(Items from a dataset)
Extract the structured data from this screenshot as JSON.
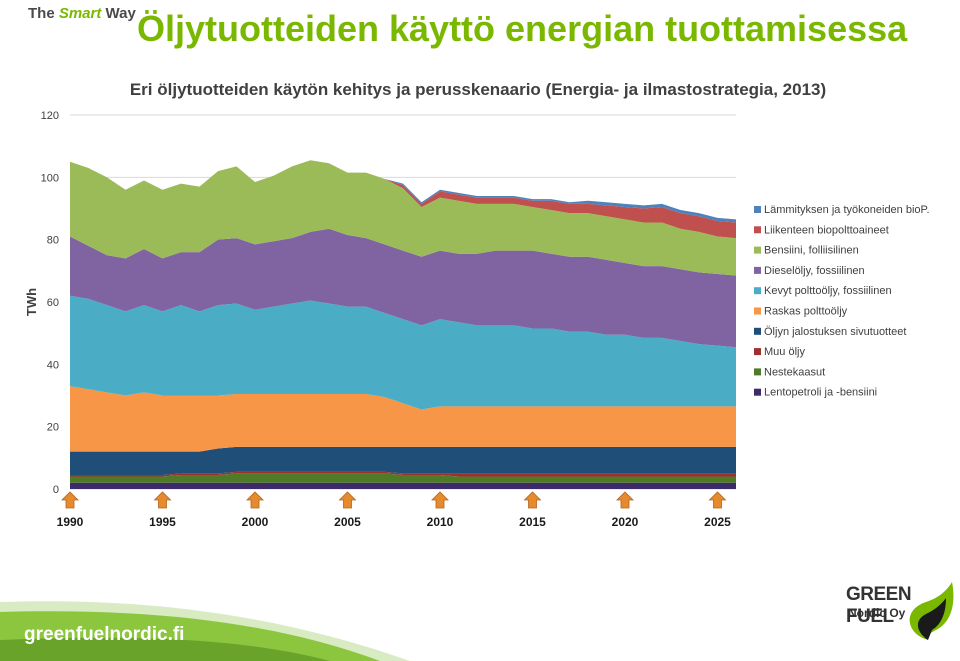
{
  "brand": {
    "prefix": "The",
    "emphasis": "Smart",
    "suffix": "Way"
  },
  "page_title": "Öljytuotteiden käyttö energian tuottamisessa",
  "logo": {
    "line1": "GREEN FUEL",
    "line2": "Nordic Oy"
  },
  "footer": {
    "url": "greenfuelnordic.fi"
  },
  "colors": {
    "title_green": "#7ab800",
    "arrow_orange": "#e68a2e",
    "footer_green": "#8cc63f"
  },
  "chart_data": {
    "type": "area",
    "stacked": true,
    "title": "Eri öljytuotteiden käytön kehitys ja perusskenaario (Energia- ja ilmastostrategia, 2013)",
    "ylabel": "TWh",
    "xlabel": "",
    "ylim": [
      0,
      120
    ],
    "yticks": [
      0,
      20,
      40,
      60,
      80,
      100,
      120
    ],
    "grid": true,
    "legend_position": "right",
    "marker_arrow_years": [
      1990,
      1995,
      2000,
      2005,
      2010,
      2015,
      2020,
      2025
    ],
    "x": [
      1990,
      1991,
      1992,
      1993,
      1994,
      1995,
      1996,
      1997,
      1998,
      1999,
      2000,
      2001,
      2002,
      2003,
      2004,
      2005,
      2006,
      2007,
      2008,
      2009,
      2010,
      2011,
      2012,
      2013,
      2014,
      2015,
      2016,
      2017,
      2018,
      2019,
      2020,
      2021,
      2022,
      2023,
      2024,
      2025,
      2026
    ],
    "series": [
      {
        "name": "Lentopetroli ja -bensiini",
        "color": "#3c2a6b",
        "values": [
          2,
          2,
          2,
          2,
          2,
          2,
          2,
          2,
          2,
          2,
          2,
          2,
          2,
          2,
          2,
          2,
          2,
          2,
          2,
          2,
          2,
          2,
          2,
          2,
          2,
          2,
          2,
          2,
          2,
          2,
          2,
          2,
          2,
          2,
          2,
          2,
          2
        ]
      },
      {
        "name": "Nestekaasut",
        "color": "#4f7a28",
        "values": [
          2,
          2,
          2,
          2,
          2,
          2,
          2.5,
          2.5,
          2.5,
          3,
          3,
          3,
          3,
          3,
          3,
          3,
          3,
          3,
          2.5,
          2.5,
          2.5,
          2,
          2,
          2,
          2,
          2,
          2,
          2,
          2,
          2,
          2,
          2,
          2,
          2,
          2,
          2,
          2
        ]
      },
      {
        "name": "Muu öljy",
        "color": "#a03030",
        "values": [
          0.5,
          0.5,
          0.5,
          0.5,
          0.5,
          0.5,
          0.5,
          0.5,
          0.5,
          0.5,
          0.5,
          0.5,
          0.5,
          0.5,
          0.5,
          0.5,
          0.5,
          0.5,
          0.5,
          0.5,
          0.5,
          1,
          1,
          1,
          1,
          1,
          1,
          1,
          1,
          1,
          1,
          1,
          1,
          1,
          1,
          1,
          1
        ]
      },
      {
        "name": "Öljyn jalostuksen sivutuotteet",
        "color": "#1f4e79",
        "values": [
          7.5,
          7.5,
          7.5,
          7.5,
          7.5,
          7.5,
          7,
          7,
          8,
          8,
          8,
          8,
          8,
          8,
          8,
          8,
          8,
          8,
          8.5,
          8.5,
          8.5,
          8.5,
          8.5,
          8.5,
          8.5,
          8.5,
          8.5,
          8.5,
          8.5,
          8.5,
          8.5,
          8.5,
          8.5,
          8.5,
          8.5,
          8.5,
          8.5
        ]
      },
      {
        "name": "Raskas polttoöljy",
        "color": "#f79646",
        "values": [
          21,
          20,
          19,
          18,
          19,
          18,
          18,
          18,
          17,
          17,
          17,
          17,
          17,
          17,
          17,
          17,
          17,
          16,
          14,
          12,
          13,
          13,
          13,
          13,
          13,
          13,
          13,
          13,
          13,
          13,
          13,
          13,
          13,
          13,
          13,
          13,
          13
        ]
      },
      {
        "name": "Kevyt polttoöljy, fossiilinen",
        "color": "#4bacc6",
        "values": [
          29,
          29,
          28,
          27,
          28,
          27,
          29,
          27,
          29,
          29,
          27,
          28,
          29,
          30,
          29,
          28,
          28,
          27,
          27,
          27,
          28,
          27,
          26,
          26,
          26,
          25,
          25,
          24,
          24,
          23,
          23,
          22,
          22,
          21,
          20,
          19.5,
          19
        ]
      },
      {
        "name": "Dieselöljy, fossiilinen",
        "color": "#8064a2",
        "values": [
          19,
          17,
          16,
          17,
          18,
          17,
          17,
          19,
          21,
          21,
          21,
          21,
          21,
          22,
          24,
          23,
          22,
          22,
          22,
          22,
          22,
          22,
          23,
          24,
          24,
          25,
          24,
          24,
          24,
          24,
          23,
          23,
          23,
          23,
          23,
          23,
          23
        ]
      },
      {
        "name": "Bensiini, folliisilinen",
        "color": "#9bbb59",
        "values": [
          24,
          25,
          25,
          22,
          22,
          22,
          22,
          21,
          22,
          23,
          20,
          21,
          23,
          23,
          21,
          20,
          21,
          21,
          20,
          16,
          17,
          17,
          16,
          15,
          15,
          14,
          14,
          14,
          14,
          14,
          14,
          14,
          14,
          13,
          13,
          12,
          12
        ]
      },
      {
        "name": "Liikenteen biopolttoaineet",
        "color": "#c0504d",
        "values": [
          0,
          0,
          0,
          0,
          0,
          0,
          0,
          0,
          0,
          0,
          0,
          0,
          0,
          0,
          0,
          0,
          0,
          0,
          1,
          1,
          2,
          2,
          2,
          2,
          2,
          2,
          3,
          3,
          3,
          3.5,
          4,
          4.5,
          5,
          5,
          5,
          5,
          5
        ]
      },
      {
        "name": "Lämmityksen ja työkoneiden bioP.",
        "color": "#4f81bd",
        "values": [
          0,
          0,
          0,
          0,
          0,
          0,
          0,
          0,
          0,
          0,
          0,
          0,
          0,
          0,
          0,
          0,
          0,
          0,
          0.5,
          0.5,
          0.5,
          0.5,
          0.5,
          0.5,
          0.5,
          0.5,
          0.5,
          0.5,
          1,
          1,
          1,
          1,
          1,
          1,
          1,
          1,
          1
        ]
      }
    ]
  }
}
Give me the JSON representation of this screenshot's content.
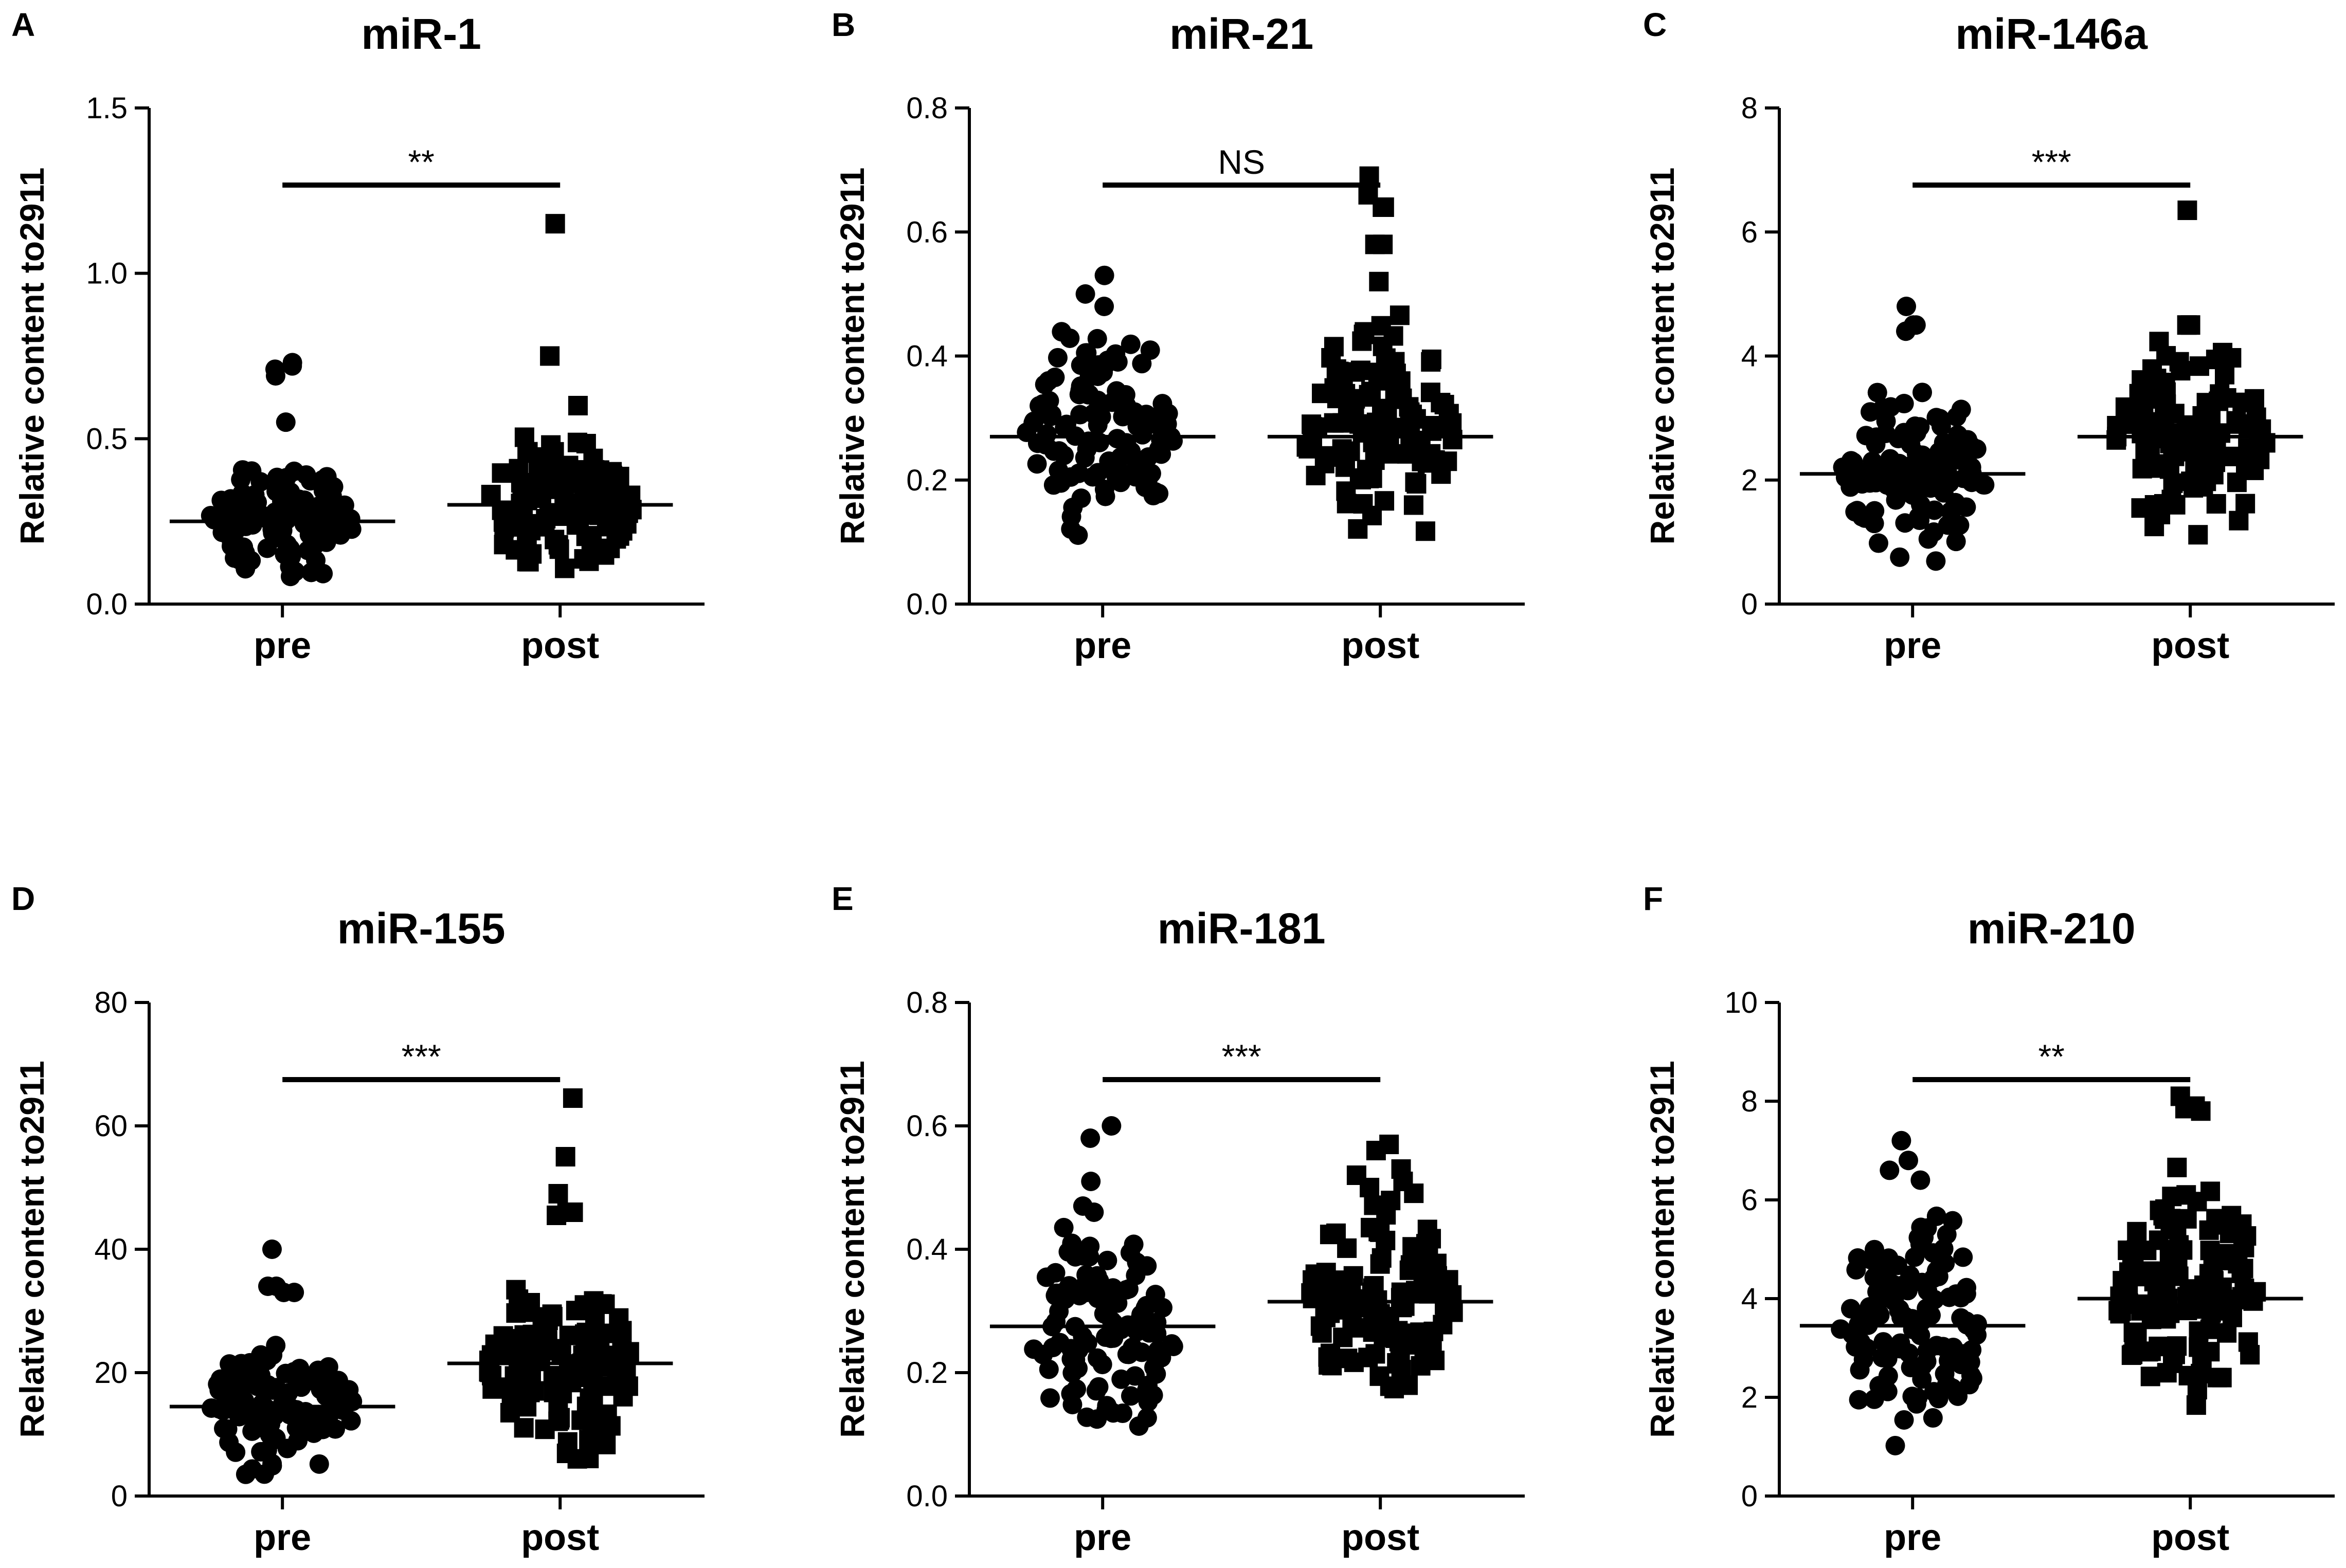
{
  "figure": {
    "y_axis_label": "Relative content to2911",
    "group_labels": [
      "pre",
      "post"
    ],
    "marker_color": "#000000"
  },
  "chart_data": [
    {
      "panel": "A",
      "type": "scatter",
      "title": "miR-1",
      "ylabel": "Relative content to2911",
      "ylim": [
        0,
        1.5
      ],
      "yticks": [
        "0.0",
        "0.5",
        "1.0",
        "1.5"
      ],
      "categories": [
        "pre",
        "post"
      ],
      "significance": "**",
      "series": [
        {
          "name": "pre",
          "marker": "circle",
          "mean": 0.25,
          "n": 115,
          "min": 0.06,
          "max": 0.73,
          "outliers": [
            0.73,
            0.72,
            0.71,
            0.69,
            0.55
          ]
        },
        {
          "name": "post",
          "marker": "square",
          "mean": 0.3,
          "n": 115,
          "min": 0.08,
          "max": 1.15,
          "outliers": [
            1.15,
            0.75,
            0.6
          ]
        }
      ]
    },
    {
      "panel": "B",
      "type": "scatter",
      "title": "miR-21",
      "ylabel": "Relative content to2911",
      "ylim": [
        0,
        0.8
      ],
      "yticks": [
        "0.0",
        "0.2",
        "0.4",
        "0.6",
        "0.8"
      ],
      "categories": [
        "pre",
        "post"
      ],
      "significance": "NS",
      "series": [
        {
          "name": "pre",
          "marker": "circle",
          "mean": 0.27,
          "n": 115,
          "min": 0.1,
          "max": 0.53,
          "outliers": [
            0.53,
            0.5,
            0.48
          ]
        },
        {
          "name": "post",
          "marker": "square",
          "mean": 0.27,
          "n": 115,
          "min": 0.1,
          "max": 0.69,
          "outliers": [
            0.69,
            0.66,
            0.64,
            0.64,
            0.58,
            0.58,
            0.52
          ]
        }
      ]
    },
    {
      "panel": "C",
      "type": "scatter",
      "title": "miR-146a",
      "ylabel": "Relative content to2911",
      "ylim": [
        0,
        8
      ],
      "yticks": [
        "0",
        "2",
        "4",
        "6",
        "8"
      ],
      "categories": [
        "pre",
        "post"
      ],
      "significance": "***",
      "series": [
        {
          "name": "pre",
          "marker": "circle",
          "mean": 2.1,
          "n": 120,
          "min": 0.6,
          "max": 4.8,
          "outliers": [
            4.8,
            4.5,
            4.5,
            4.4
          ]
        },
        {
          "name": "post",
          "marker": "square",
          "mean": 2.7,
          "n": 120,
          "min": 0.8,
          "max": 6.35,
          "outliers": [
            6.35,
            4.5,
            4.5
          ]
        }
      ]
    },
    {
      "panel": "D",
      "type": "scatter",
      "title": "miR-155",
      "ylabel": "Relative content to2911",
      "ylim": [
        0,
        80
      ],
      "yticks": [
        "0",
        "20",
        "40",
        "60",
        "80"
      ],
      "categories": [
        "pre",
        "post"
      ],
      "significance": "***",
      "series": [
        {
          "name": "pre",
          "marker": "circle",
          "mean": 14.5,
          "n": 120,
          "min": 3,
          "max": 40,
          "outliers": [
            40,
            34,
            34,
            33,
            33
          ]
        },
        {
          "name": "post",
          "marker": "square",
          "mean": 21.5,
          "n": 125,
          "min": 5,
          "max": 64.5,
          "outliers": [
            64.5,
            55,
            49,
            46,
            46,
            45.5
          ]
        }
      ]
    },
    {
      "panel": "E",
      "type": "scatter",
      "title": "miR-181",
      "ylabel": "Relative content to2911",
      "ylim": [
        0,
        0.8
      ],
      "yticks": [
        "0.0",
        "0.2",
        "0.4",
        "0.6",
        "0.8"
      ],
      "categories": [
        "pre",
        "post"
      ],
      "significance": "***",
      "series": [
        {
          "name": "pre",
          "marker": "circle",
          "mean": 0.275,
          "n": 115,
          "min": 0.09,
          "max": 0.6,
          "outliers": [
            0.6,
            0.58,
            0.51,
            0.47,
            0.46
          ]
        },
        {
          "name": "post",
          "marker": "square",
          "mean": 0.315,
          "n": 120,
          "min": 0.16,
          "max": 0.57,
          "outliers": [
            0.57,
            0.56,
            0.53,
            0.52,
            0.51,
            0.5
          ]
        }
      ]
    },
    {
      "panel": "F",
      "type": "scatter",
      "title": "miR-210",
      "ylabel": "Relative content to2911",
      "ylim": [
        0,
        10
      ],
      "yticks": [
        "0",
        "2",
        "4",
        "6",
        "8",
        "10"
      ],
      "categories": [
        "pre",
        "post"
      ],
      "significance": "**",
      "series": [
        {
          "name": "pre",
          "marker": "circle",
          "mean": 3.45,
          "n": 130,
          "min": 0.9,
          "max": 7.2,
          "outliers": [
            7.2,
            6.8,
            6.6,
            6.4
          ]
        },
        {
          "name": "post",
          "marker": "square",
          "mean": 4.0,
          "n": 130,
          "min": 1.8,
          "max": 8.1,
          "outliers": [
            8.1,
            7.9,
            7.85,
            7.8
          ]
        }
      ]
    }
  ]
}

EXERCISE DIRECTIONS -
Pick out the lines that have the word "screenshot". Copy them all.

REPLY TO THE TASK -
Extract the structured data from this screenshot as JSON.
Give me the JSON representation of this screenshot's content.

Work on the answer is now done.